[Data entries]
** begin **

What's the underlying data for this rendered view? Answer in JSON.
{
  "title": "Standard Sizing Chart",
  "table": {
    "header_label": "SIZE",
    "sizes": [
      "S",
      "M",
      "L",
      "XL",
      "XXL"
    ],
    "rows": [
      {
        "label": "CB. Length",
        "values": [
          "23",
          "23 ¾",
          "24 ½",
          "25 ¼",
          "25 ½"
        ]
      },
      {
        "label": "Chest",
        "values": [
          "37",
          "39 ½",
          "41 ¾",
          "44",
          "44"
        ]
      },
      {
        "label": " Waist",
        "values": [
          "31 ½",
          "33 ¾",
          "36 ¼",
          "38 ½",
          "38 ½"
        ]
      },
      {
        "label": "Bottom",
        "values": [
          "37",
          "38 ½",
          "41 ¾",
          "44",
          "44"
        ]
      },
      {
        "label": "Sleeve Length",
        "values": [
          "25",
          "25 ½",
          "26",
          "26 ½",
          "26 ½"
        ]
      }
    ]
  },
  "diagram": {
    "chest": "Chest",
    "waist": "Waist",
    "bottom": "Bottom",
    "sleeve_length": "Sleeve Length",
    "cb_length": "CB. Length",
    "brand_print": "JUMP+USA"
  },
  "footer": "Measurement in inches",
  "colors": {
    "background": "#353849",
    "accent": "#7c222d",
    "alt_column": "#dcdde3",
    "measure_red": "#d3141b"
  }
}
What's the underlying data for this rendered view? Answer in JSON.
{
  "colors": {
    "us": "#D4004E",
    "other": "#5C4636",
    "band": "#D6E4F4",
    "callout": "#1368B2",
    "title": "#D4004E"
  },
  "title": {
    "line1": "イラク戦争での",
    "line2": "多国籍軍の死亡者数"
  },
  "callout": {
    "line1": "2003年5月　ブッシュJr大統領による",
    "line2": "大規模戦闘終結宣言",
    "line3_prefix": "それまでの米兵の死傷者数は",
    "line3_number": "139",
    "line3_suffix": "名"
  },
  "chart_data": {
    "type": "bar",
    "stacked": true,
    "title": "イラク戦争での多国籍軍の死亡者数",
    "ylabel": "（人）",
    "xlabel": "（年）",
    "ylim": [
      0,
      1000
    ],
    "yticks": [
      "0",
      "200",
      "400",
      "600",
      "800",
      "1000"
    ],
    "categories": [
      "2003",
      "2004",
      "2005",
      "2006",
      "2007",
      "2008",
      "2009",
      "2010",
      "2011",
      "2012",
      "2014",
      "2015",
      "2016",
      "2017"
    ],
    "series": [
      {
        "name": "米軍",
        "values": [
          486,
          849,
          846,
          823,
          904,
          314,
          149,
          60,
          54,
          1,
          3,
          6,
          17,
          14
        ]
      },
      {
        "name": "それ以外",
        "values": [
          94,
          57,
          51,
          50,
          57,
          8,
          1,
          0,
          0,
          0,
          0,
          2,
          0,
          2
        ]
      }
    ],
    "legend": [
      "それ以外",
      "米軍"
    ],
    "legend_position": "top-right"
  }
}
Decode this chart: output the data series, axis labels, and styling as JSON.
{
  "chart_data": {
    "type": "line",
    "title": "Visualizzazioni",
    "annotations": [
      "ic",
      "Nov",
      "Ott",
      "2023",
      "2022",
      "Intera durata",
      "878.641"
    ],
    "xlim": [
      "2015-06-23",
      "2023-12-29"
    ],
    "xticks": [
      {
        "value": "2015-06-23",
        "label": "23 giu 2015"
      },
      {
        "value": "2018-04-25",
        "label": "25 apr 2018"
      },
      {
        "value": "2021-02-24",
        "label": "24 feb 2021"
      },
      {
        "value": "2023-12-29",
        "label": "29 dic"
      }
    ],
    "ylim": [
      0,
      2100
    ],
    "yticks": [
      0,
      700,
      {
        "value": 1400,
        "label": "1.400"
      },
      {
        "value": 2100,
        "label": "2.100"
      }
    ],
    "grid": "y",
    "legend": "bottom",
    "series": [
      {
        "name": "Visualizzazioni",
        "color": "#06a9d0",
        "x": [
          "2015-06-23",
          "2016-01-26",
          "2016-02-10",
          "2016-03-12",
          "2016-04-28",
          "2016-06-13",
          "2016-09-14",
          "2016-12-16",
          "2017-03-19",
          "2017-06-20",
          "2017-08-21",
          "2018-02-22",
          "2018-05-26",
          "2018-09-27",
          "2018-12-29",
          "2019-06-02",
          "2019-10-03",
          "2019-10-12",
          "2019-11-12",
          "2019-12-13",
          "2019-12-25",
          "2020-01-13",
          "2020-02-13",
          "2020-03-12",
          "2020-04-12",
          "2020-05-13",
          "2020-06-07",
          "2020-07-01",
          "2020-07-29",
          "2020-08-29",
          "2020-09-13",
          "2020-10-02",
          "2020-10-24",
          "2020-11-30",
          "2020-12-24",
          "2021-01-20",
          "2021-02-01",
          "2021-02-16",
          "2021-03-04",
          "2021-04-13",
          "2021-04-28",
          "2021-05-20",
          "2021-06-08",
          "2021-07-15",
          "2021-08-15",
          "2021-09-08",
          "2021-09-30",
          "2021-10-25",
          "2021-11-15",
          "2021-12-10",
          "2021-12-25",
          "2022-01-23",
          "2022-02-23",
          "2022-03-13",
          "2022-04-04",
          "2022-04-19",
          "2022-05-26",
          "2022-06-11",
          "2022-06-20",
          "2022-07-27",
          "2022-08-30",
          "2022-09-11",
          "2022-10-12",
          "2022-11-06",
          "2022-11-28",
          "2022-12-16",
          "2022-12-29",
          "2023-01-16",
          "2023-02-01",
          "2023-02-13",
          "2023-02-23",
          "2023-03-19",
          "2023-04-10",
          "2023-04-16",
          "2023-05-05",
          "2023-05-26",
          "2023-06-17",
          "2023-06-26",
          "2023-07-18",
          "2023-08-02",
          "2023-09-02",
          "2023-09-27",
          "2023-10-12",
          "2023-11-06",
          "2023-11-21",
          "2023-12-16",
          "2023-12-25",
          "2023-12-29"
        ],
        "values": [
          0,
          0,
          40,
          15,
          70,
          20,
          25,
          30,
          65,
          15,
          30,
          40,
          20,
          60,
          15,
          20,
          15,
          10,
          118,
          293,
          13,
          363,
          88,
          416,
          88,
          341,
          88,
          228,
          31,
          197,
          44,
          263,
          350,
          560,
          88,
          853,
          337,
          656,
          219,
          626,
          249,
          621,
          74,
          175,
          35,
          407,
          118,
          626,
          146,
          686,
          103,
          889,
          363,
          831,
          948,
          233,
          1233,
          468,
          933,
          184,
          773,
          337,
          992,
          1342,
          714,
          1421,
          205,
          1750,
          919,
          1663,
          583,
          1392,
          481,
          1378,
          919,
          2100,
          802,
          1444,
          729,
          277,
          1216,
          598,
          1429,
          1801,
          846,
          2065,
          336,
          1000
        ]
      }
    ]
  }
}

** end **

YOUR GOAL:
Output the data above exactly, please, line for line.

RESULT:
What's the underlying data for this rendered view? Answer in JSON.
{
  "title": "Standard Sizing Chart",
  "table": {
    "header_label": "SIZE",
    "sizes": [
      "S",
      "M",
      "L",
      "XL",
      "XXL"
    ],
    "rows": [
      {
        "label": "CB. Length",
        "values": [
          "23",
          "23 ¾",
          "24 ½",
          "25 ¼",
          "25 ½"
        ]
      },
      {
        "label": "Chest",
        "values": [
          "37",
          "39 ½",
          "41 ¾",
          "44",
          "44"
        ]
      },
      {
        "label": " Waist",
        "values": [
          "31 ½",
          "33 ¾",
          "36 ¼",
          "38 ½",
          "38 ½"
        ]
      },
      {
        "label": "Bottom",
        "values": [
          "37",
          "38 ½",
          "41 ¾",
          "44",
          "44"
        ]
      },
      {
        "label": "Sleeve Length",
        "values": [
          "25",
          "25 ½",
          "26",
          "26 ½",
          "26 ½"
        ]
      }
    ]
  },
  "diagram": {
    "chest": "Chest",
    "waist": "Waist",
    "bottom": "Bottom",
    "sleeve_length": "Sleeve Length",
    "cb_length": "CB. Length",
    "brand_print": "JUMP+USA"
  },
  "footer": "Measurement in inches",
  "colors": {
    "background": "#353849",
    "accent": "#7c222d",
    "alt_column": "#dcdde3",
    "measure_red": "#d3141b"
  }
}
What's the underlying data for this rendered view? Answer in JSON.
{
  "colors": {
    "us": "#D4004E",
    "other": "#5C4636",
    "band": "#D6E4F4",
    "callout": "#1368B2",
    "title": "#D4004E"
  },
  "title": {
    "line1": "イラク戦争での",
    "line2": "多国籍軍の死亡者数"
  },
  "callout": {
    "line1": "2003年5月　ブッシュJr大統領による",
    "line2": "大規模戦闘終結宣言",
    "line3_prefix": "それまでの米兵の死傷者数は",
    "line3_number": "139",
    "line3_suffix": "名"
  },
  "chart_data": {
    "type": "bar",
    "stacked": true,
    "title": "イラク戦争での多国籍軍の死亡者数",
    "ylabel": "（人）",
    "xlabel": "（年）",
    "ylim": [
      0,
      1000
    ],
    "yticks": [
      "0",
      "200",
      "400",
      "600",
      "800",
      "1000"
    ],
    "categories": [
      "2003",
      "2004",
      "2005",
      "2006",
      "2007",
      "2008",
      "2009",
      "2010",
      "2011",
      "2012",
      "2014",
      "2015",
      "2016",
      "2017"
    ],
    "series": [
      {
        "name": "米軍",
        "values": [
          486,
          849,
          846,
          823,
          904,
          314,
          149,
          60,
          54,
          1,
          3,
          6,
          17,
          14
        ]
      },
      {
        "name": "それ以外",
        "values": [
          94,
          57,
          51,
          50,
          57,
          8,
          1,
          0,
          0,
          0,
          0,
          2,
          0,
          2
        ]
      }
    ],
    "legend": [
      "それ以外",
      "米軍"
    ],
    "legend_position": "top-right"
  }
}
Decode this chart: output the data series, axis labels, and styling as JSON.
{
  "chart_data": {
    "type": "line",
    "title": "Visualizzazioni",
    "annotations": [
      "ic",
      "Nov",
      "Ott",
      "2023",
      "2022",
      "Intera durata",
      "878.641"
    ],
    "xlim": [
      "2015-06-23",
      "2023-12-29"
    ],
    "xticks": [
      {
        "value": "2015-06-23",
        "label": "23 giu 2015"
      },
      {
        "value": "2018-04-25",
        "label": "25 apr 2018"
      },
      {
        "value": "2021-02-24",
        "label": "24 feb 2021"
      },
      {
        "value": "2023-12-29",
        "label": "29 dic"
      }
    ],
    "ylim": [
      0,
      2100
    ],
    "yticks": [
      0,
      700,
      {
        "value": 1400,
        "label": "1.400"
      },
      {
        "value": 2100,
        "label": "2.100"
      }
    ],
    "grid": "y",
    "legend": "bottom",
    "series": [
      {
        "name": "Visualizzazioni",
        "color": "#06a9d0",
        "x": [
          "2015-06-23",
          "2016-01-26",
          "2016-02-10",
          "2016-03-12",
          "2016-04-28",
          "2016-06-13",
          "2016-09-14",
          "2016-12-16",
          "2017-03-19",
          "2017-06-20",
          "2017-08-21",
          "2018-02-22",
          "2018-05-26",
          "2018-09-27",
          "2018-12-29",
          "2019-06-02",
          "2019-10-03",
          "2019-10-12",
          "2019-11-12",
          "2019-12-13",
          "2019-12-25",
          "2020-01-13",
          "2020-02-13",
          "2020-03-12",
          "2020-04-12",
          "2020-05-13",
          "2020-06-07",
          "2020-07-01",
          "2020-07-29",
          "2020-08-29",
          "2020-09-13",
          "2020-10-02",
          "2020-10-24",
          "2020-11-30",
          "2020-12-24",
          "2021-01-20",
          "2021-02-01",
          "2021-02-16",
          "2021-03-04",
          "2021-04-13",
          "2021-04-28",
          "2021-05-20",
          "2021-06-08",
          "2021-07-15",
          "2021-08-15",
          "2021-09-08",
          "2021-09-30",
          "2021-10-25",
          "2021-11-15",
          "2021-12-10",
          "2021-12-25",
          "2022-01-23",
          "2022-02-23",
          "2022-03-13",
          "2022-04-04",
          "2022-04-19",
          "2022-05-26",
          "2022-06-11",
          "2022-06-20",
          "2022-07-27",
          "2022-08-30",
          "2022-09-11",
          "2022-10-12",
          "2022-11-06",
          "2022-11-28",
          "2022-12-16",
          "2022-12-29",
          "2023-01-16",
          "2023-02-01",
          "2023-02-13",
          "2023-02-23",
          "2023-03-19",
          "2023-04-10",
          "2023-04-16",
          "2023-05-05",
          "2023-05-26",
          "2023-06-17",
          "2023-06-26",
          "2023-07-18",
          "2023-08-02",
          "2023-09-02",
          "2023-09-27",
          "2023-10-12",
          "2023-11-06",
          "2023-11-21",
          "2023-12-16",
          "2023-12-25",
          "2023-12-29"
        ],
        "values": [
          0,
          0,
          40,
          15,
          70,
          20,
          25,
          30,
          65,
          15,
          30,
          40,
          20,
          60,
          15,
          20,
          15,
          10,
          118,
          293,
          13,
          363,
          88,
          416,
          88,
          341,
          88,
          228,
          31,
          197,
          44,
          263,
          350,
          560,
          88,
          853,
          337,
          656,
          219,
          626,
          249,
          621,
          74,
          175,
          35,
          407,
          118,
          626,
          146,
          686,
          103,
          889,
          363,
          831,
          948,
          233,
          1233,
          468,
          933,
          184,
          773,
          337,
          992,
          1342,
          714,
          1421,
          205,
          1750,
          919,
          1663,
          583,
          1392,
          481,
          1378,
          919,
          2100,
          802,
          1444,
          729,
          277,
          1216,
          598,
          1429,
          1801,
          846,
          2065,
          336,
          1000
        ]
      }
    ]
  }
}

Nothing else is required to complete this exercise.